### Objective
Your task is to give the number of lines in the listing that include "nueva", and nothing else.

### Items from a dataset
================

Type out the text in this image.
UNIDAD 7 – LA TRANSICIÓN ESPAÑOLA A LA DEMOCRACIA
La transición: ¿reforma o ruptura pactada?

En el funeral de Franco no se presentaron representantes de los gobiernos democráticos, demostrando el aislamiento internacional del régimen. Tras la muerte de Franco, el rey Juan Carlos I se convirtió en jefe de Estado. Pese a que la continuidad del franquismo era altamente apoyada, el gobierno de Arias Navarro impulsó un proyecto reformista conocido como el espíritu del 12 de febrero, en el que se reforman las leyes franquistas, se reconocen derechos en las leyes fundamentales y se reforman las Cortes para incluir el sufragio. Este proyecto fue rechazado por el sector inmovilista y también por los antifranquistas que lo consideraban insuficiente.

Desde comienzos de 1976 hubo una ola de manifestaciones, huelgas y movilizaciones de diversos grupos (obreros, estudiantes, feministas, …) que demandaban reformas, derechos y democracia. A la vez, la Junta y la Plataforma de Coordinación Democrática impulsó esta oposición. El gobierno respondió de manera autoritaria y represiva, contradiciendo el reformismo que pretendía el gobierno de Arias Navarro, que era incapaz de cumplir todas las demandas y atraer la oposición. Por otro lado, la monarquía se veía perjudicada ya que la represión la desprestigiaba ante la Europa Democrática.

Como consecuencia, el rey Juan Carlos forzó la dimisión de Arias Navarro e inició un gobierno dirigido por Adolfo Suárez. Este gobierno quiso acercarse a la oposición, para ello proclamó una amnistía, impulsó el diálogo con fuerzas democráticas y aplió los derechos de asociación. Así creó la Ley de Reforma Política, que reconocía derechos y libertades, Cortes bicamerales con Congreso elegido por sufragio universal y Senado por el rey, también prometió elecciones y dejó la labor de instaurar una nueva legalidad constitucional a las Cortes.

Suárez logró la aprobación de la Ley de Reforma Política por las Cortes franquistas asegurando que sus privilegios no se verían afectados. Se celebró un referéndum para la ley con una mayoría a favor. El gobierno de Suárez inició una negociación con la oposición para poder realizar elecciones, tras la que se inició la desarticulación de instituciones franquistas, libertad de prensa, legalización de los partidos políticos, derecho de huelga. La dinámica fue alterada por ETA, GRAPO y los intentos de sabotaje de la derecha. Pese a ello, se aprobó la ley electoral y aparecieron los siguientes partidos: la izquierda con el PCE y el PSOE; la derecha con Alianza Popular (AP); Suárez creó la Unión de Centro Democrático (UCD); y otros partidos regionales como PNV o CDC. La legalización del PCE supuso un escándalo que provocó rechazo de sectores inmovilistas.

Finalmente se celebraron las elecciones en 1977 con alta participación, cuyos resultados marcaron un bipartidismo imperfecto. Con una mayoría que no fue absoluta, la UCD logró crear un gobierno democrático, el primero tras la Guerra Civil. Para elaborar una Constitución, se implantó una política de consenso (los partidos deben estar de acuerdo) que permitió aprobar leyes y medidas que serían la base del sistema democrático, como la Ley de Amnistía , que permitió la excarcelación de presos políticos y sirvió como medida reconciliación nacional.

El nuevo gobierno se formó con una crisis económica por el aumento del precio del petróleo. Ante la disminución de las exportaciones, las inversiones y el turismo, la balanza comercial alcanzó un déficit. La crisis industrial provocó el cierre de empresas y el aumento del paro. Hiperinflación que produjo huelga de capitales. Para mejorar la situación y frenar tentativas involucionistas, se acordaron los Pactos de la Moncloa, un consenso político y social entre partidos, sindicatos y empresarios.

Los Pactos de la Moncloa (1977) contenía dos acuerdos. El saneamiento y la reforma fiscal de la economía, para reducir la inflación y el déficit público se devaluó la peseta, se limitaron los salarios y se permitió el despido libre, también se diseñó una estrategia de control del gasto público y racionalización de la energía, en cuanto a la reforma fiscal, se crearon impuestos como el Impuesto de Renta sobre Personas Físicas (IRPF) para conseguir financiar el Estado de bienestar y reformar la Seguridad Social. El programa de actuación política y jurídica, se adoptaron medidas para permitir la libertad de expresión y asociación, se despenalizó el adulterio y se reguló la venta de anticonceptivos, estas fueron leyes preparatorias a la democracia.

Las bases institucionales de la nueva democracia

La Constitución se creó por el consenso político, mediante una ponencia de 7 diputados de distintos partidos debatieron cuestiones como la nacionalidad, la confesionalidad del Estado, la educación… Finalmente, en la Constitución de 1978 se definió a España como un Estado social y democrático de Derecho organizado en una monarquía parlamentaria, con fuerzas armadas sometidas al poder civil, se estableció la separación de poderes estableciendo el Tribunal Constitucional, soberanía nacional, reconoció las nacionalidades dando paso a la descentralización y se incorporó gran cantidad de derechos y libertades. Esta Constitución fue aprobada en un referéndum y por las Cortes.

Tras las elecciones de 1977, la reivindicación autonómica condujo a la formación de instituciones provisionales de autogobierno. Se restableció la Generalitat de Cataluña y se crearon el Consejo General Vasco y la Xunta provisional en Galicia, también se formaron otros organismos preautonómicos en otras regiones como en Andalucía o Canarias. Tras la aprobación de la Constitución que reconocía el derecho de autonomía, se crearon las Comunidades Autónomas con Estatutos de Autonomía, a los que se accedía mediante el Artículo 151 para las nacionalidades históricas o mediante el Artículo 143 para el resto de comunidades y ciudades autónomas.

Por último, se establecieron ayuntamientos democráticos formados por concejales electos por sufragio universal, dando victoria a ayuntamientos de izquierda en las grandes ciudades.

================

### Exercise result
2